---------- Data supplied

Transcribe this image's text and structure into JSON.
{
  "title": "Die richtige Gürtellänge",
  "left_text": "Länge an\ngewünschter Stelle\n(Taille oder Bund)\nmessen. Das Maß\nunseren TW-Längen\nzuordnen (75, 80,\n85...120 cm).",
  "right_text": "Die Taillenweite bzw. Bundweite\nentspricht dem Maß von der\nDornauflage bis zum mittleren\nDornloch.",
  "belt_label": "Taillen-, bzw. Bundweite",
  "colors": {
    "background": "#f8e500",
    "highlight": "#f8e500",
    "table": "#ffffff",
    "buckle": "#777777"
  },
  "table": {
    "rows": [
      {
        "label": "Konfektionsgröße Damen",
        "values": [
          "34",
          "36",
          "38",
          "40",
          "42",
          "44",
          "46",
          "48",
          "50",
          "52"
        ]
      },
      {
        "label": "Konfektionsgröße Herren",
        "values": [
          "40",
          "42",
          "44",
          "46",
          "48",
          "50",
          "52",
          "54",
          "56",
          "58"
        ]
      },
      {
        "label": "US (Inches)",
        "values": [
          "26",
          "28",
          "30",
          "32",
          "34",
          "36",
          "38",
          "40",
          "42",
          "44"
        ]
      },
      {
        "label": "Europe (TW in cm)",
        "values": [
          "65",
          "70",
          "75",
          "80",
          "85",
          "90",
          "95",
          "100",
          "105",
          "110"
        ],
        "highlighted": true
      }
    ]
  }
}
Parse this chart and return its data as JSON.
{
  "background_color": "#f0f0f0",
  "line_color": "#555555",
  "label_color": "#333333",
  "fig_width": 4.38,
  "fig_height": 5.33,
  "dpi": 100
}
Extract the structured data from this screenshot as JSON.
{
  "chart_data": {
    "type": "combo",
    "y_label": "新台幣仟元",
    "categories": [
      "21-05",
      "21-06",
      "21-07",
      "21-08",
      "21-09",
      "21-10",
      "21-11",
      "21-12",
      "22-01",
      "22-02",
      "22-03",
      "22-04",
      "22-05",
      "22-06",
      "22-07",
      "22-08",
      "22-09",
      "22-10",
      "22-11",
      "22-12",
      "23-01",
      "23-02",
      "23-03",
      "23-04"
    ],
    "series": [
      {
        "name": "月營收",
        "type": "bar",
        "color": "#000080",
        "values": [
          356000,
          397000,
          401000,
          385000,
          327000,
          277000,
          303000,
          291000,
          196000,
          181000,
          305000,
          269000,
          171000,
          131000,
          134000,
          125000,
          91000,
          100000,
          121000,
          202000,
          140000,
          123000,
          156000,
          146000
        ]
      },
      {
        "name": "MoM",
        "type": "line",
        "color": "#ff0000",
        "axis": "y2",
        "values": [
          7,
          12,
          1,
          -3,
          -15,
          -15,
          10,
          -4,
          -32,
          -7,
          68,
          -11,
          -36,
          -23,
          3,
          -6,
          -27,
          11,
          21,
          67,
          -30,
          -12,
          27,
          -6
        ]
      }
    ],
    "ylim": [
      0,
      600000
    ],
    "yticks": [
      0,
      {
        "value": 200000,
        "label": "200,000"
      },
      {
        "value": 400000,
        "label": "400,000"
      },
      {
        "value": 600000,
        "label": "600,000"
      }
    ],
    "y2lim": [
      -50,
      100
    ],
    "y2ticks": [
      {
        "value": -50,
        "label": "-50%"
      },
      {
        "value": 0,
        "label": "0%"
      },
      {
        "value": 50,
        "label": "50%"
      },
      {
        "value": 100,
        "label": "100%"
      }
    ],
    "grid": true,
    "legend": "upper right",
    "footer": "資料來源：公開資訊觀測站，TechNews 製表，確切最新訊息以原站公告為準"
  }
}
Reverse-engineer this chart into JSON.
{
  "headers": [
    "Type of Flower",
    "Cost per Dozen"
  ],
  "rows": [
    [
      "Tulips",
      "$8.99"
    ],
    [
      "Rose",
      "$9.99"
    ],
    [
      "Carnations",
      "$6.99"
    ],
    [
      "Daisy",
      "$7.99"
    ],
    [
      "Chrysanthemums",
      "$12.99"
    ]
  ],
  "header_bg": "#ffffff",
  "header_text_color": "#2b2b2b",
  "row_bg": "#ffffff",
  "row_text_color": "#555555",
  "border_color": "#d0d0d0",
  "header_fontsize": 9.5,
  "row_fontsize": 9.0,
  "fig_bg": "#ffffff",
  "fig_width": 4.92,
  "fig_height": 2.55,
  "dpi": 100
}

--------------------

=== Exercise prompt ===
Give exactly the lines from the one with "Reverse-engineer this chart into JSON." to the end of the entries, nothing before them.

=== Finished answer ===
Reverse-engineer this chart into JSON.
{
  "headers": [
    "Type of Flower",
    "Cost per Dozen"
  ],
  "rows": [
    [
      "Tulips",
      "$8.99"
    ],
    [
      "Rose",
      "$9.99"
    ],
    [
      "Carnations",
      "$6.99"
    ],
    [
      "Daisy",
      "$7.99"
    ],
    [
      "Chrysanthemums",
      "$12.99"
    ]
  ],
  "header_bg": "#ffffff",
  "header_text_color": "#2b2b2b",
  "row_bg": "#ffffff",
  "row_text_color": "#555555",
  "border_color": "#d0d0d0",
  "header_fontsize": 9.5,
  "row_fontsize": 9.0,
  "fig_bg": "#ffffff",
  "fig_width": 4.92,
  "fig_height": 2.55,
  "dpi": 100
}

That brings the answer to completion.